**GOAL:** Show all lines that include the string "Awangardy"; copy each one.

**EXCERPTED RECORDS:**
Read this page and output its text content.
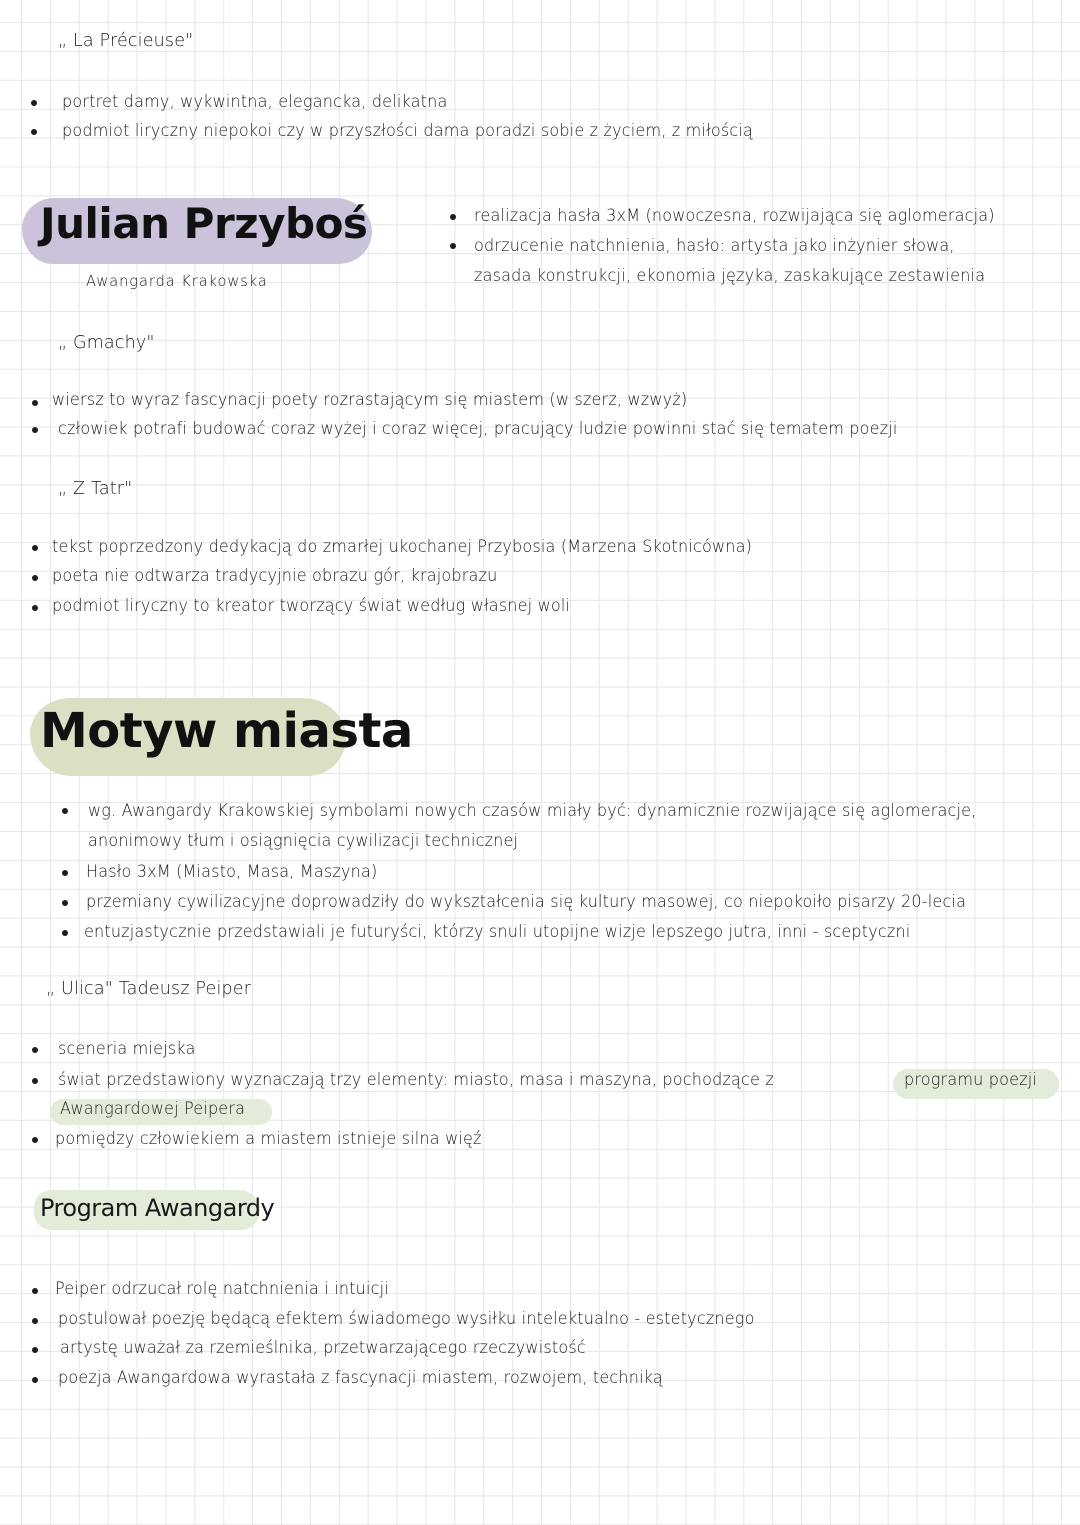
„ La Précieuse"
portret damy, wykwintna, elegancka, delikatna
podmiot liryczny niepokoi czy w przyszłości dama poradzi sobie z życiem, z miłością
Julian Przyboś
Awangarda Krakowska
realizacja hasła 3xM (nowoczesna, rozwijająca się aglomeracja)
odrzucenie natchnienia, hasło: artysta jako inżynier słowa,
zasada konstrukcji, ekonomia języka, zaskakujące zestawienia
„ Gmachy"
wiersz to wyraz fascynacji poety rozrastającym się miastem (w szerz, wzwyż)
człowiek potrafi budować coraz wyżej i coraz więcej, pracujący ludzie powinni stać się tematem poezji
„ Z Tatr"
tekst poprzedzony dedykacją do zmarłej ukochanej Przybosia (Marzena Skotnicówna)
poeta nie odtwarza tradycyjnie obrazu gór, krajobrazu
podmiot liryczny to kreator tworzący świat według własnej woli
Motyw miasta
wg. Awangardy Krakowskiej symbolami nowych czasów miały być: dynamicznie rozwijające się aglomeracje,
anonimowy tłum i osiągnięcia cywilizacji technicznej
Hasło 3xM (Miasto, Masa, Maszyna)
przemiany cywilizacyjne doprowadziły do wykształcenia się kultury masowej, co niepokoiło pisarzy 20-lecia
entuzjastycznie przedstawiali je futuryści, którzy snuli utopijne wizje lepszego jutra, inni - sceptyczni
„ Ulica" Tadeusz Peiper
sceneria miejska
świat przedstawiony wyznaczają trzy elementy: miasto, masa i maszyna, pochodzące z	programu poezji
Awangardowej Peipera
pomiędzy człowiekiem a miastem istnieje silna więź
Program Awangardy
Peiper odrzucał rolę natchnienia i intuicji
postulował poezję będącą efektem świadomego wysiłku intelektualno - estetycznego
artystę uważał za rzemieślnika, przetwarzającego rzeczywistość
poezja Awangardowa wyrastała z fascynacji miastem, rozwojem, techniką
==
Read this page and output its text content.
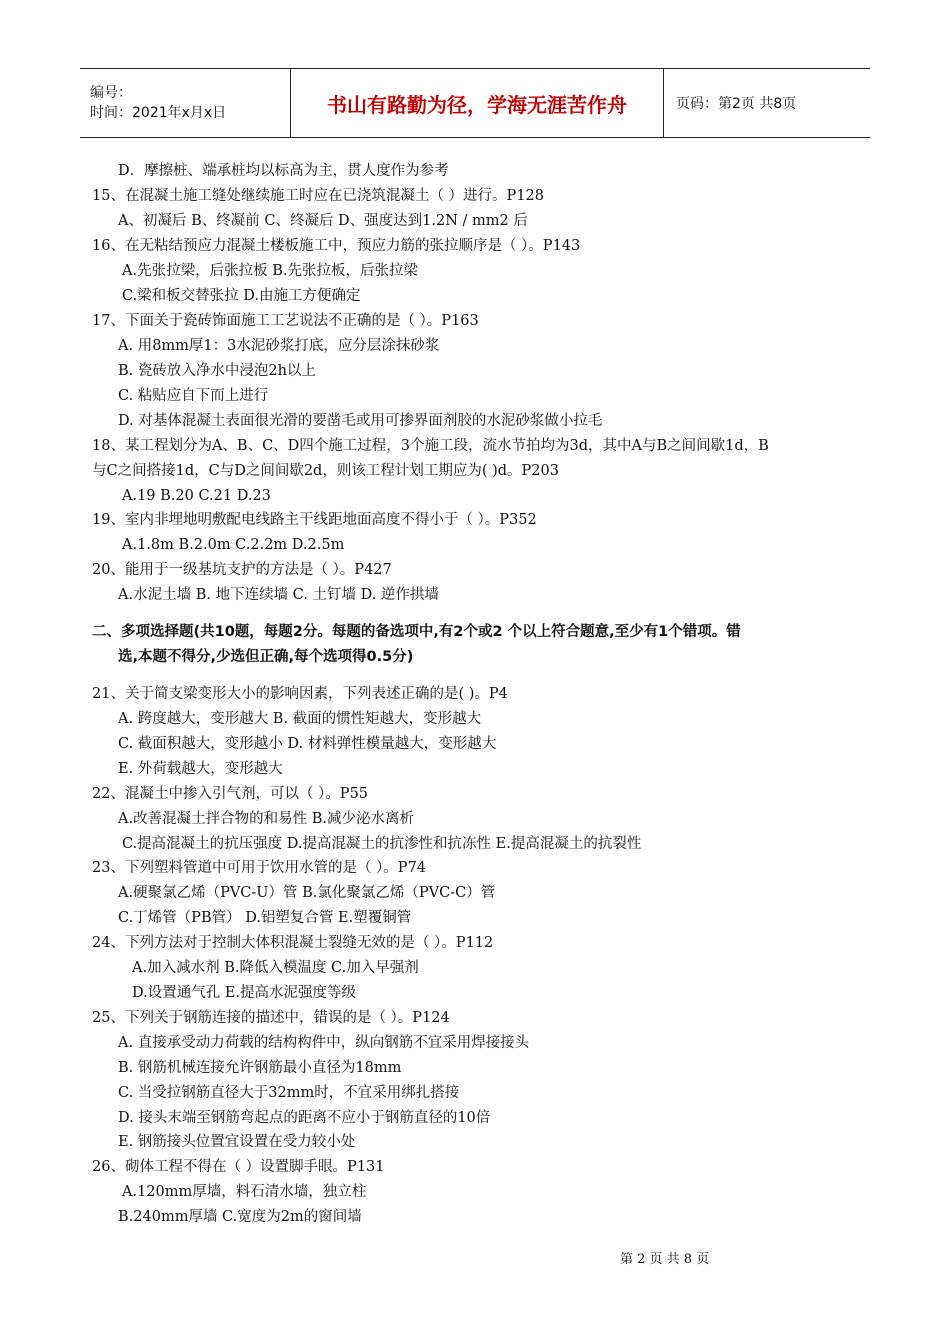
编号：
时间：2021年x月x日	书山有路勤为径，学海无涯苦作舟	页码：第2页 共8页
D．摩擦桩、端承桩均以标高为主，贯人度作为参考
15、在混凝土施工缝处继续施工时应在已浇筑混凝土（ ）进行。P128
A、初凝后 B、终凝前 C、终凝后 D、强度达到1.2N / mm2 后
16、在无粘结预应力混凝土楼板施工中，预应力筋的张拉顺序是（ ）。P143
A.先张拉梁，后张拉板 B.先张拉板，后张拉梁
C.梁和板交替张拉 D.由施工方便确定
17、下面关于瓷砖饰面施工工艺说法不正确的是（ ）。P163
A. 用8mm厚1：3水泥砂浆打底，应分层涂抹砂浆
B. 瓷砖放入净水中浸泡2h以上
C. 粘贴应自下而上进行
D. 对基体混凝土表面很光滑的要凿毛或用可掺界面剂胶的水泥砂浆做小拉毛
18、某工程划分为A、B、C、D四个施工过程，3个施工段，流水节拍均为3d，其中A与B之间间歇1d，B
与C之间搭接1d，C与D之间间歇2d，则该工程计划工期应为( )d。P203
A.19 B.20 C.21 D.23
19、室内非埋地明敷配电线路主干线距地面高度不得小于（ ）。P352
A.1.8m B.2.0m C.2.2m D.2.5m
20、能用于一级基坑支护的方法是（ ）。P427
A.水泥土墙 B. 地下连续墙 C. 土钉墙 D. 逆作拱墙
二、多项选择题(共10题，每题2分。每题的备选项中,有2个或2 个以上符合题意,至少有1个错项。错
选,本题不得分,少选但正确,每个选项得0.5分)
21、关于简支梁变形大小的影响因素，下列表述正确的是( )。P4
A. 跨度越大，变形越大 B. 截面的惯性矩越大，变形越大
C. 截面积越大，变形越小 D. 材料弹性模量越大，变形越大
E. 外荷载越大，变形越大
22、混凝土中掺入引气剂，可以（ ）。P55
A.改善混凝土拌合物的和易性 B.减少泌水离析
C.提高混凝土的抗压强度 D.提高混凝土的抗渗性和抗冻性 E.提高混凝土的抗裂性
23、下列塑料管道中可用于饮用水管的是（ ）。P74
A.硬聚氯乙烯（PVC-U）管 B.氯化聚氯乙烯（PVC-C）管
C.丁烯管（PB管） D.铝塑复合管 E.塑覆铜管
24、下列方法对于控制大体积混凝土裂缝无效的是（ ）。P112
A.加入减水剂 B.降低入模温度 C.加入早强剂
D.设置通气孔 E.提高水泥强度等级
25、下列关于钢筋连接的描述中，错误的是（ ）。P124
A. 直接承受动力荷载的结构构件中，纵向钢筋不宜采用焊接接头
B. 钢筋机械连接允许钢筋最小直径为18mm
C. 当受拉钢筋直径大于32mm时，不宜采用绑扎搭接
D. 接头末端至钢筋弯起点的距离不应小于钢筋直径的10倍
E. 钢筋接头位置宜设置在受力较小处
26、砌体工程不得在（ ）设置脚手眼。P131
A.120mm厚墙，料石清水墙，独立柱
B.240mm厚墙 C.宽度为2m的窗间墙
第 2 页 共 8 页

**PROBLEM SOLUTION:**
wg. Awangardy Krakowskiej symbolami nowych czasów miały być: dynamicznie rozwijające się aglomeracje,
Program Awangardy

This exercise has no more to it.